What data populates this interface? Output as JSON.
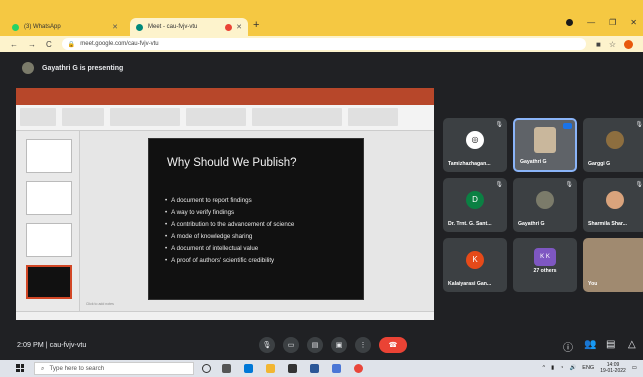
{
  "browser": {
    "tabs": [
      {
        "label": "(3) WhatsApp",
        "favicon_color": "#25d366"
      },
      {
        "label": "Meet - cau-fvjv-vtu",
        "favicon_color": "#00897b"
      }
    ],
    "new_tab_icon": "plus-icon",
    "url": "meet.google.com/cau-fvjv-vtu"
  },
  "meet": {
    "presenting_banner": "Gayathri G is presenting",
    "slide": {
      "title": "Why Should We Publish?",
      "bullets": [
        "A document to report findings",
        "A way to verify findings",
        "A contribution to the advancement of science",
        "A mode of knowledge sharing",
        "A document of intellectual value",
        "A proof of authors' scientific credibility"
      ],
      "notes_placeholder": "Click to add notes"
    },
    "participants": [
      {
        "name": "Tamizhazhagan...",
        "initial": "",
        "avatar_color": "#ffffff"
      },
      {
        "name": "Gayathri G",
        "initial": "",
        "avatar_color": "#c9b79c"
      },
      {
        "name": "Garggi G",
        "initial": "",
        "avatar_color": "#8d6e3f"
      },
      {
        "name": "Dr. Trnt. G. Sant...",
        "initial": "D",
        "avatar_color": "#0b8043"
      },
      {
        "name": "Gayathri G",
        "initial": "",
        "avatar_color": "#7b7b6a"
      },
      {
        "name": "Sharmila Shar...",
        "initial": "",
        "avatar_color": "#d9a37c"
      },
      {
        "name": "Kalaiyarasi Gan...",
        "initial": "K",
        "avatar_color": "#e64a19"
      },
      {
        "name": "27 others",
        "initial": "K K",
        "avatar_color": "#7e57c2"
      },
      {
        "name": "You",
        "initial": "",
        "avatar_color": "#a08a70"
      }
    ],
    "bottom_left": {
      "time": "2:09 PM",
      "meeting_code": "cau-fvjv-vtu"
    },
    "accent_red": "#ea4335",
    "accent_blue": "#8ab4f8"
  },
  "taskbar": {
    "search_placeholder": "Type here to search",
    "language": "ENG",
    "clock_time": "14:09",
    "clock_date": "19-01-2022"
  }
}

-- Task to carry out --
The data above needs to be retyped exactly, with the images left out.

-- Worked answer --
What data populates this interface? Output as JSON.
{
  "browser": {
    "tabs": [
      {
        "label": "(3) WhatsApp",
        "favicon_color": "#25d366"
      },
      {
        "label": "Meet - cau-fvjv-vtu",
        "favicon_color": "#00897b"
      }
    ],
    "new_tab_icon": "plus-icon",
    "url": "meet.google.com/cau-fvjv-vtu"
  },
  "meet": {
    "presenting_banner": "Gayathri G is presenting",
    "slide": {
      "title": "Why Should We Publish?",
      "bullets": [
        "A document to report findings",
        "A way to verify findings",
        "A contribution to the advancement of science",
        "A mode of knowledge sharing",
        "A document of intellectual value",
        "A proof of authors' scientific credibility"
      ],
      "notes_placeholder": "Click to add notes"
    },
    "participants": [
      {
        "name": "Tamizhazhagan...",
        "initial": "",
        "avatar_color": "#ffffff"
      },
      {
        "name": "Gayathri G",
        "initial": "",
        "avatar_color": "#c9b79c"
      },
      {
        "name": "Garggi G",
        "initial": "",
        "avatar_color": "#8d6e3f"
      },
      {
        "name": "Dr. Trnt. G. Sant...",
        "initial": "D",
        "avatar_color": "#0b8043"
      },
      {
        "name": "Gayathri G",
        "initial": "",
        "avatar_color": "#7b7b6a"
      },
      {
        "name": "Sharmila Shar...",
        "initial": "",
        "avatar_color": "#d9a37c"
      },
      {
        "name": "Kalaiyarasi Gan...",
        "initial": "K",
        "avatar_color": "#e64a19"
      },
      {
        "name": "27 others",
        "initial": "K K",
        "avatar_color": "#7e57c2"
      },
      {
        "name": "You",
        "initial": "",
        "avatar_color": "#a08a70"
      }
    ],
    "bottom_left": {
      "time": "2:09 PM",
      "meeting_code": "cau-fvjv-vtu"
    },
    "accent_red": "#ea4335",
    "accent_blue": "#8ab4f8"
  },
  "taskbar": {
    "search_placeholder": "Type here to search",
    "language": "ENG",
    "clock_time": "14:09",
    "clock_date": "19-01-2022"
  }
}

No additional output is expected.